Exercise:
Set down the full listing exactly as given. Any pictures are to be left out.
_ _ _
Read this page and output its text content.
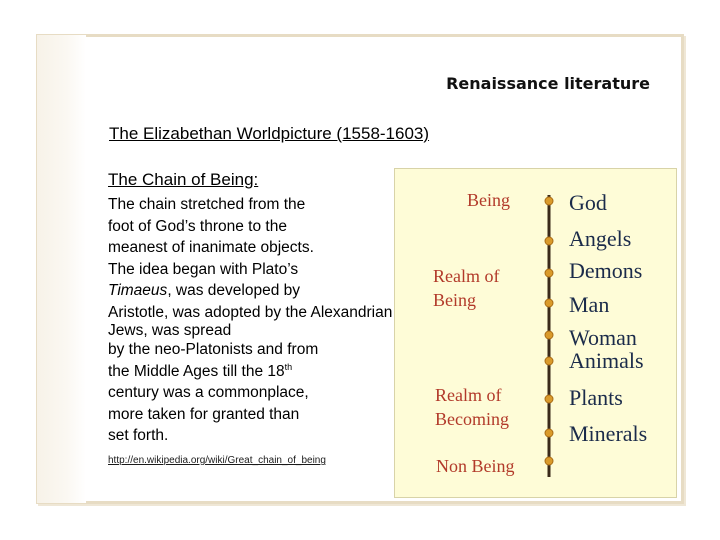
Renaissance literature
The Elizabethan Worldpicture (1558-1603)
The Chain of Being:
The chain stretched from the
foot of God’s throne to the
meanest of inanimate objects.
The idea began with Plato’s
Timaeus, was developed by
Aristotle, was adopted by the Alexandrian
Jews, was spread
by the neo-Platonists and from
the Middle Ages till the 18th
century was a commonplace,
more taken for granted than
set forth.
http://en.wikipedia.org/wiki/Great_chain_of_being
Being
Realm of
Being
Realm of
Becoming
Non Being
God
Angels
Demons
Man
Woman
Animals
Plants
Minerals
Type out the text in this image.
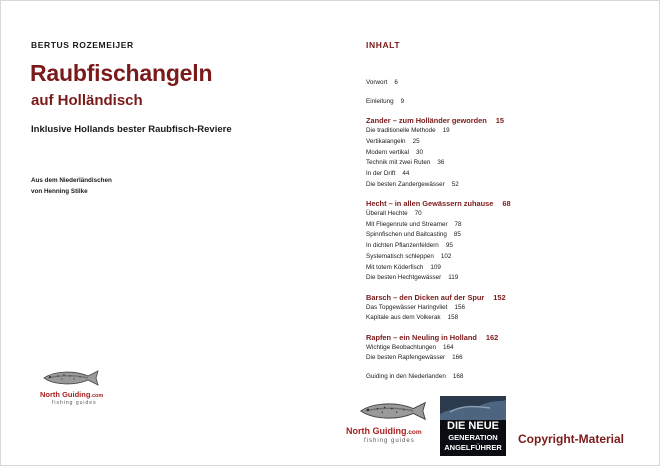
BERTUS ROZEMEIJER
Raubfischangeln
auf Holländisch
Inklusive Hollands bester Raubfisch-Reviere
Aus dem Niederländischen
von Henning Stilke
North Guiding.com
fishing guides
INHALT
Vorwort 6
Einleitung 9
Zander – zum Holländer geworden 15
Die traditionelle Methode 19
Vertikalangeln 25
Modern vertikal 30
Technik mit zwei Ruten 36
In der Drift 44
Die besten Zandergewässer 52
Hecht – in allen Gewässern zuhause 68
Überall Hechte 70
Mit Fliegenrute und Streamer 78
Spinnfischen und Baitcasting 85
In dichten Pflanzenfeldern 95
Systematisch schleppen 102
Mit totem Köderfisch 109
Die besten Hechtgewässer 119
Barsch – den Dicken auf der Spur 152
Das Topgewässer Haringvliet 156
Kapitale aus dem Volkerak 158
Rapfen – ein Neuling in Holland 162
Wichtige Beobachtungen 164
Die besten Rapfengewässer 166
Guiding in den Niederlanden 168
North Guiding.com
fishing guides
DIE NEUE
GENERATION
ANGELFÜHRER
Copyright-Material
_ _ _
Solved problem:
Read this page and output its text content.
Renaissance literature
The Elizabethan Worldpicture (1558-1603)
The Chain of Being:
The chain stretched from the
foot of God’s throne to the
meanest of inanimate objects.
The idea began with Plato’s
Timaeus, was developed by
Aristotle, was adopted by the Alexandrian
Jews, was spread
by the neo-Platonists and from
the Middle Ages till the 18th
century was a commonplace,
more taken for granted than
set forth.
http://en.wikipedia.org/wiki/Great_chain_of_being
Being
Realm of
Being
Realm of
Becoming
Non Being
God
Angels
Demons
Man
Woman
Animals
Plants
Minerals
Type out the text in this image.
BERTUS ROZEMEIJER
Raubfischangeln
auf Holländisch
Inklusive Hollands bester Raubfisch-Reviere
Aus dem Niederländischen
von Henning Stilke
North Guiding.com
fishing guides
INHALT
Vorwort 6
Einleitung 9
Zander – zum Holländer geworden 15
Die traditionelle Methode 19
Vertikalangeln 25
Modern vertikal 30
Technik mit zwei Ruten 36
In der Drift 44
Die besten Zandergewässer 52
Hecht – in allen Gewässern zuhause 68
Überall Hechte 70
Mit Fliegenrute und Streamer 78
Spinnfischen und Baitcasting 85
In dichten Pflanzenfeldern 95
Systematisch schleppen 102
Mit totem Köderfisch 109
Die besten Hechtgewässer 119
Barsch – den Dicken auf der Spur 152
Das Topgewässer Haringvliet 156
Kapitale aus dem Volkerak 158
Rapfen – ein Neuling in Holland 162
Wichtige Beobachtungen 164
Die besten Rapfengewässer 166
Guiding in den Niederlanden 168
North Guiding.com
fishing guides
DIE NEUE
GENERATION
ANGELFÜHRER
Copyright-Material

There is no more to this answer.